__DIRECTIVE__: Return each line of the data below verbatim; pictures are to be left out.
——
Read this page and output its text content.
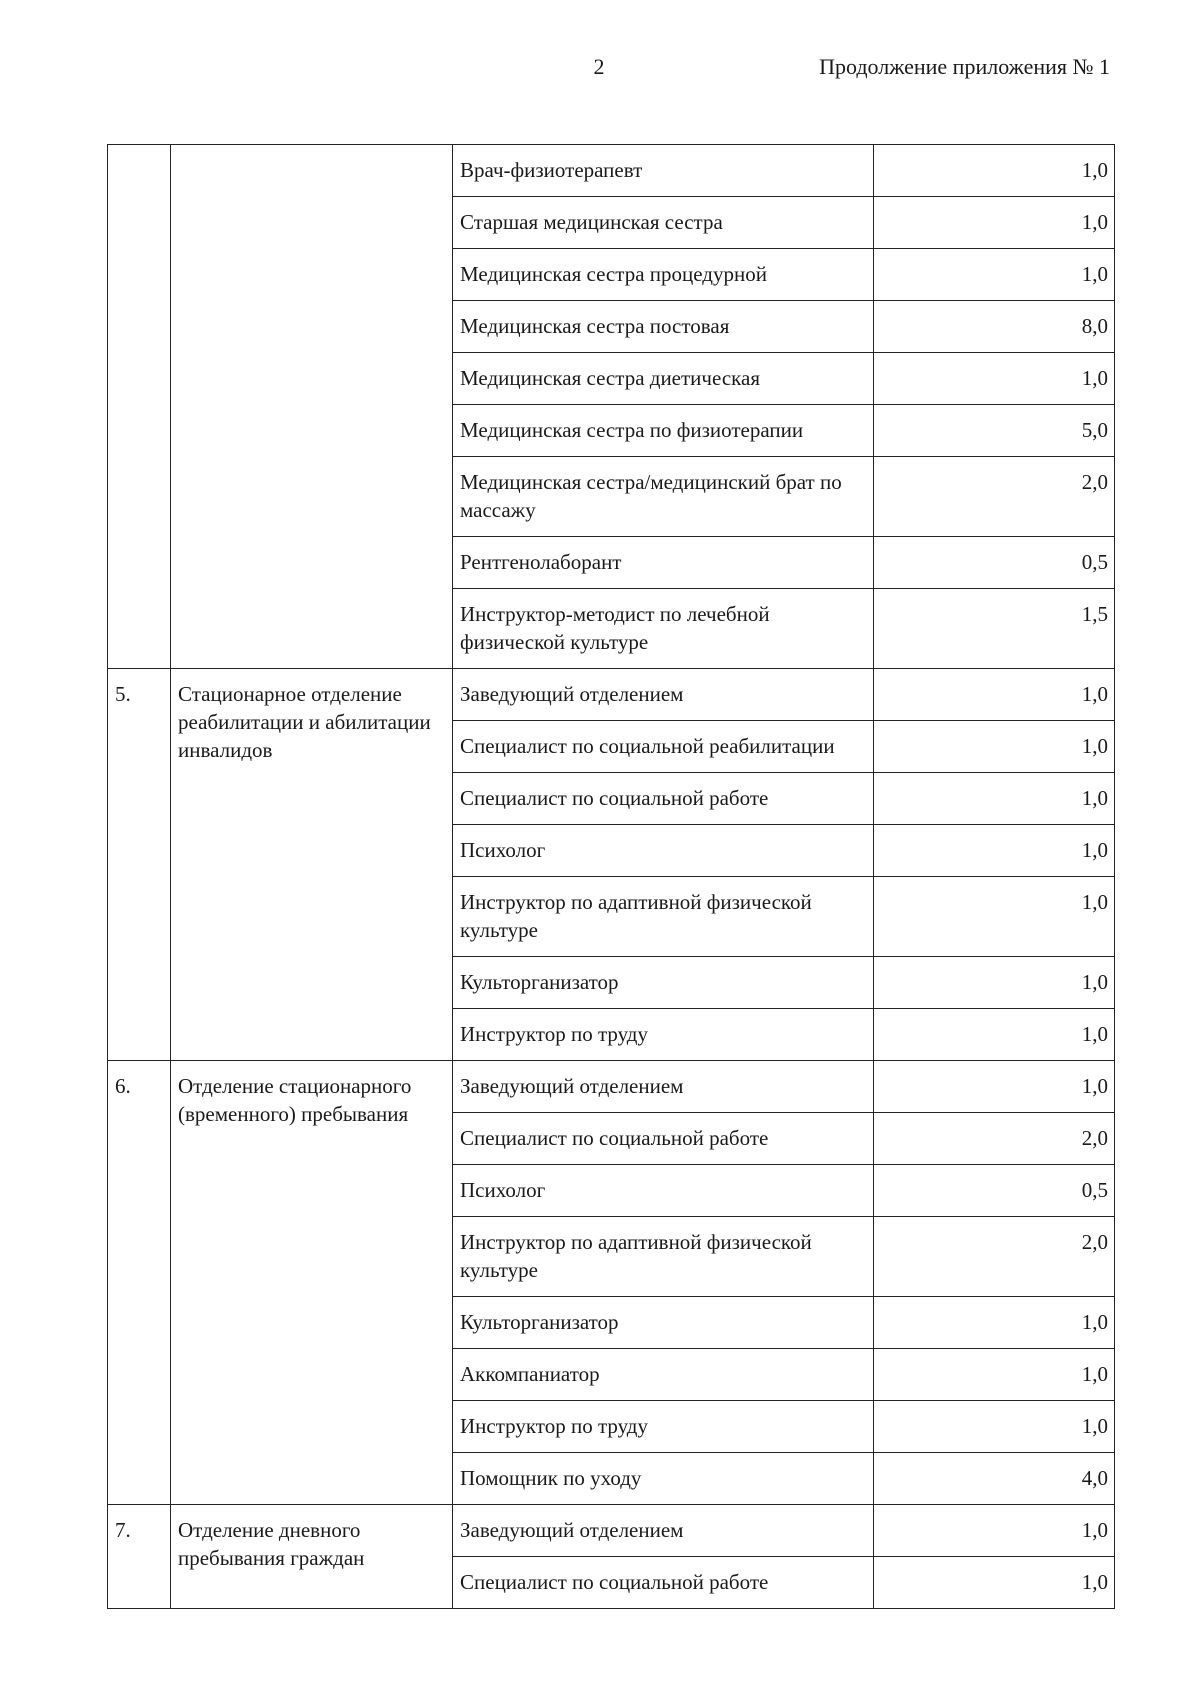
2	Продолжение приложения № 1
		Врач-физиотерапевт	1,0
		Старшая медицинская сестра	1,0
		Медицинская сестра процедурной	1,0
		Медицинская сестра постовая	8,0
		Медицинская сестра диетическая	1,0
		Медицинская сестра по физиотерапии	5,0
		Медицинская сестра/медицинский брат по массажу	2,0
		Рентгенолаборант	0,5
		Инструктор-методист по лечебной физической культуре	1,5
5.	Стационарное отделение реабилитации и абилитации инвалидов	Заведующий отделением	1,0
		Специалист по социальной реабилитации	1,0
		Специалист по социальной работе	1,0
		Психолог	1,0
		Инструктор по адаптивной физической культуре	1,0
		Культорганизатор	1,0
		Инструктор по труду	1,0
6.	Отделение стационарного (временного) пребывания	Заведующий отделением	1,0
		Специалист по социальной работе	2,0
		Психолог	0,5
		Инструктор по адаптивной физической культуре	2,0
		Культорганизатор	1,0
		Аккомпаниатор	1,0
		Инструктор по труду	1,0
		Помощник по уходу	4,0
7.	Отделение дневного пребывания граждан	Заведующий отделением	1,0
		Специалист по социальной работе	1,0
——
__EXERCISE RESPONSE__:
Read this page and output its text content.
2	Продолжение приложения № 1
		Врач-физиотерапевт	1,0
		Старшая медицинская сестра	1,0
		Медицинская сестра процедурной	1,0
		Медицинская сестра постовая	8,0
		Медицинская сестра диетическая	1,0
		Медицинская сестра по физиотерапии	5,0
		Медицинская сестра/медицинский брат по массажу	2,0
		Рентгенолаборант	0,5
		Инструктор-методист по лечебной физической культуре	1,5
5.	Стационарное отделение реабилитации и абилитации инвалидов	Заведующий отделением	1,0
		Специалист по социальной реабилитации	1,0
		Специалист по социальной работе	1,0
		Психолог	1,0
		Инструктор по адаптивной физической культуре	1,0
		Культорганизатор	1,0
		Инструктор по труду	1,0
6.	Отделение стационарного (временного) пребывания	Заведующий отделением	1,0
		Специалист по социальной работе	2,0
		Психолог	0,5
		Инструктор по адаптивной физической культуре	2,0
		Культорганизатор	1,0
		Аккомпаниатор	1,0
		Инструктор по труду	1,0
		Помощник по уходу	4,0
7.	Отделение дневного пребывания граждан	Заведующий отделением	1,0
		Специалист по социальной работе	1,0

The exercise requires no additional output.